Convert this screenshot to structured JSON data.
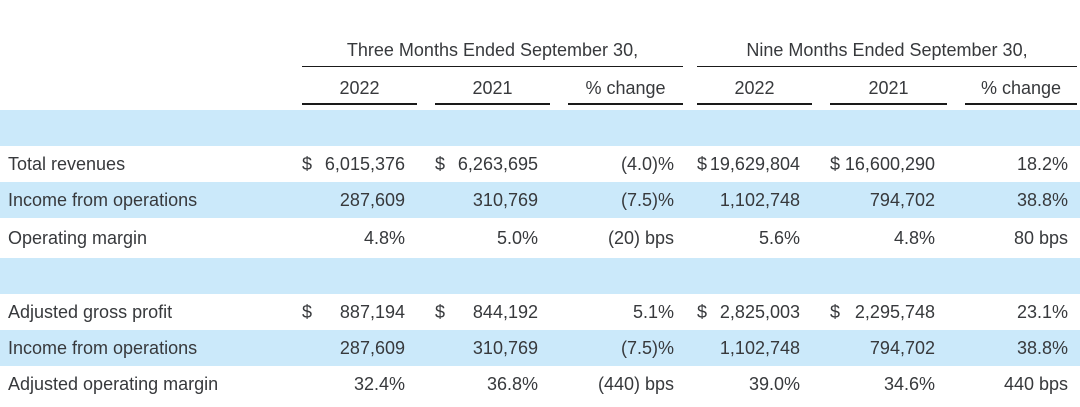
{
  "table": {
    "group_headers": [
      {
        "label": "Three Months Ended September 30,"
      },
      {
        "label": "Nine Months Ended September 30,"
      }
    ],
    "column_headers": [
      "2022",
      "2021",
      "% change",
      "2022",
      "2021",
      "% change"
    ],
    "rows": [
      {
        "label": "",
        "shaded": true,
        "cells": [
          null,
          null,
          null,
          null,
          null,
          null
        ]
      },
      {
        "label": "Total revenues",
        "shaded": false,
        "cells": [
          {
            "dollar": "$",
            "value": "6,015,376"
          },
          {
            "dollar": "$",
            "value": "6,263,695"
          },
          {
            "value": "(4.0)%"
          },
          {
            "dollar": "$",
            "value": "19,629,804"
          },
          {
            "dollar": "$",
            "value": "16,600,290"
          },
          {
            "value": "18.2%"
          }
        ]
      },
      {
        "label": "Income from operations",
        "shaded": true,
        "cells": [
          {
            "value": "287,609"
          },
          {
            "value": "310,769"
          },
          {
            "value": "(7.5)%"
          },
          {
            "value": "1,102,748"
          },
          {
            "value": "794,702"
          },
          {
            "value": "38.8%"
          }
        ]
      },
      {
        "label": "Operating margin",
        "shaded": false,
        "cells": [
          {
            "value": "4.8%"
          },
          {
            "value": "5.0%"
          },
          {
            "value": "(20) bps"
          },
          {
            "value": "5.6%"
          },
          {
            "value": "4.8%"
          },
          {
            "value": "80 bps"
          }
        ]
      },
      {
        "label": "",
        "shaded": true,
        "cells": [
          null,
          null,
          null,
          null,
          null,
          null
        ]
      },
      {
        "label": "Adjusted gross profit",
        "shaded": false,
        "cells": [
          {
            "dollar": "$",
            "value": "887,194"
          },
          {
            "dollar": "$",
            "value": "844,192"
          },
          {
            "value": "5.1%"
          },
          {
            "dollar": "$",
            "value": "2,825,003"
          },
          {
            "dollar": "$",
            "value": "2,295,748"
          },
          {
            "value": "23.1%"
          }
        ]
      },
      {
        "label": "Income from operations",
        "shaded": true,
        "cells": [
          {
            "value": "287,609"
          },
          {
            "value": "310,769"
          },
          {
            "value": "(7.5)%"
          },
          {
            "value": "1,102,748"
          },
          {
            "value": "794,702"
          },
          {
            "value": "38.8%"
          }
        ]
      },
      {
        "label": "Adjusted operating margin",
        "shaded": false,
        "cells": [
          {
            "value": "32.4%"
          },
          {
            "value": "36.8%"
          },
          {
            "value": "(440) bps"
          },
          {
            "value": "39.0%"
          },
          {
            "value": "34.6%"
          },
          {
            "value": "440 bps"
          }
        ]
      }
    ],
    "colors": {
      "shaded_row": "#cbe9fa",
      "text": "#37393c",
      "rule": "#1a1a1a"
    }
  }
}
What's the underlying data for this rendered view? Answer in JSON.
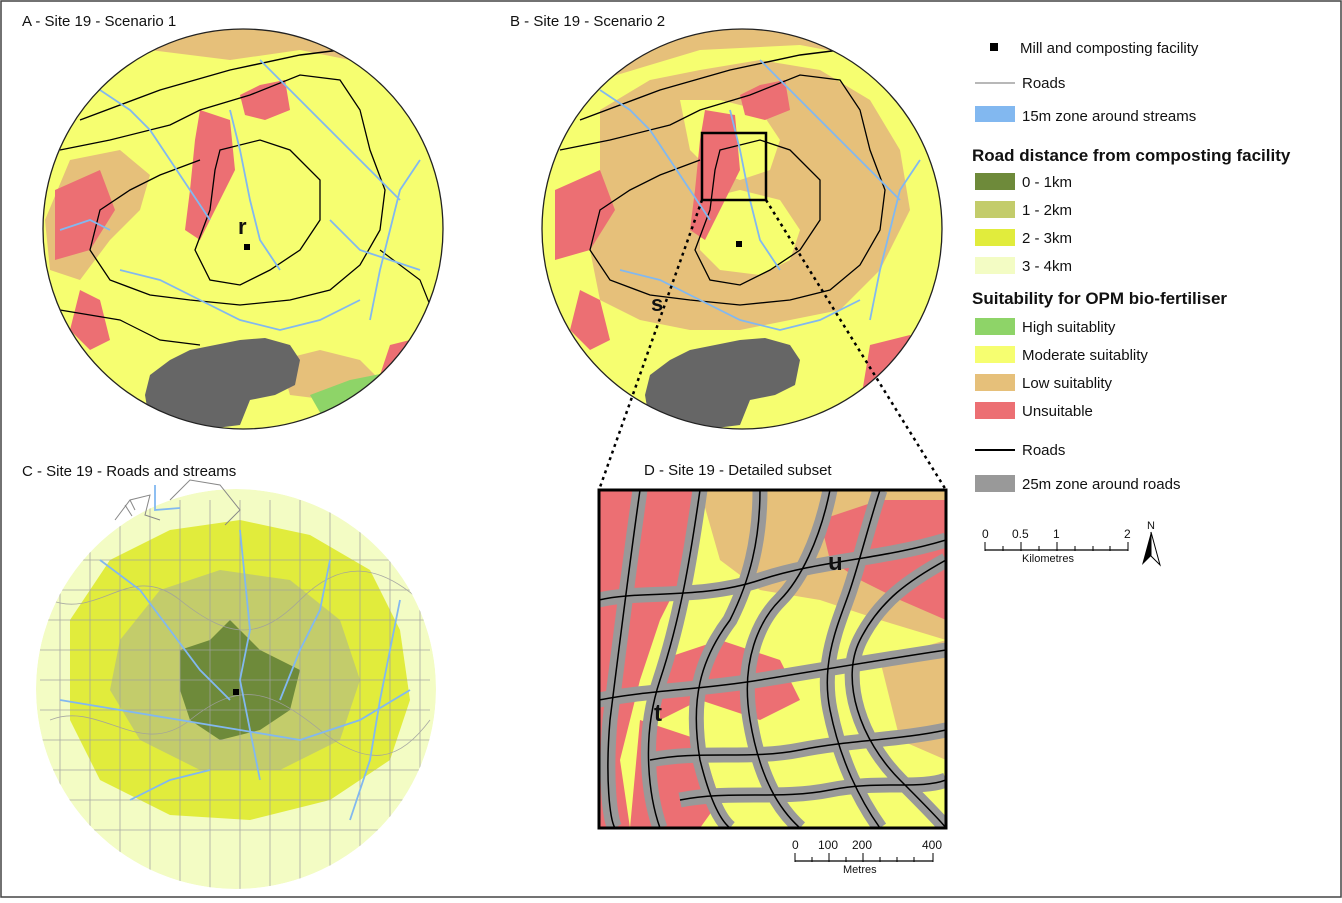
{
  "panels": {
    "a": {
      "title": "A - Site 19 - Scenario 1",
      "label": "r"
    },
    "b": {
      "title": "B -  Site 19 - Scenario 2",
      "label": "s"
    },
    "c": {
      "title": "C - Site 19 - Roads and streams"
    },
    "d": {
      "title": "D - Site 19 - Detailed subset",
      "labels": [
        "t",
        "u"
      ],
      "scale": {
        "ticks": [
          "0",
          "100",
          "200",
          "400"
        ],
        "unit": "Metres"
      }
    }
  },
  "legend": {
    "top_items": [
      {
        "label": "Mill and composting facility",
        "symbol": "square",
        "color": "#000000"
      },
      {
        "label": "Roads",
        "symbol": "line",
        "color": "#a0a0a0"
      },
      {
        "label": "15m zone around streams",
        "symbol": "box",
        "color": "#82b8f0"
      }
    ],
    "distance": {
      "heading": "Road distance from composting facility",
      "items": [
        {
          "label": "0 - 1km",
          "color": "#6e8a3a"
        },
        {
          "label": "1 - 2km",
          "color": "#c3cc6b"
        },
        {
          "label": "2 - 3km",
          "color": "#e1ec3c"
        },
        {
          "label": "3 - 4km",
          "color": "#f3fcc4"
        }
      ]
    },
    "suitability": {
      "heading": "Suitability for OPM bio-fertiliser",
      "items": [
        {
          "label": "High suitablity",
          "color": "#8ed468"
        },
        {
          "label": "Moderate suitablity",
          "color": "#f6fe70"
        },
        {
          "label": "Low suitablity",
          "color": "#e6c07a"
        },
        {
          "label": "Unsuitable",
          "color": "#ec6f73"
        }
      ]
    },
    "bottom_items": [
      {
        "label": "Roads",
        "symbol": "line",
        "color": "#000000"
      },
      {
        "label": "25m zone around roads",
        "symbol": "box",
        "color": "#999999"
      }
    ],
    "scale": {
      "ticks": [
        "0",
        "0.5",
        "1",
        "2"
      ],
      "unit": "Kilometres",
      "north": "N"
    }
  }
}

* **Problem requirements**
Gather up, from the records above, each line where the word "suitablity" appears.

* **Result for this task**
          "label": "High suitablity",
          "label": "Moderate suitablity",
          "label": "Low suitablity",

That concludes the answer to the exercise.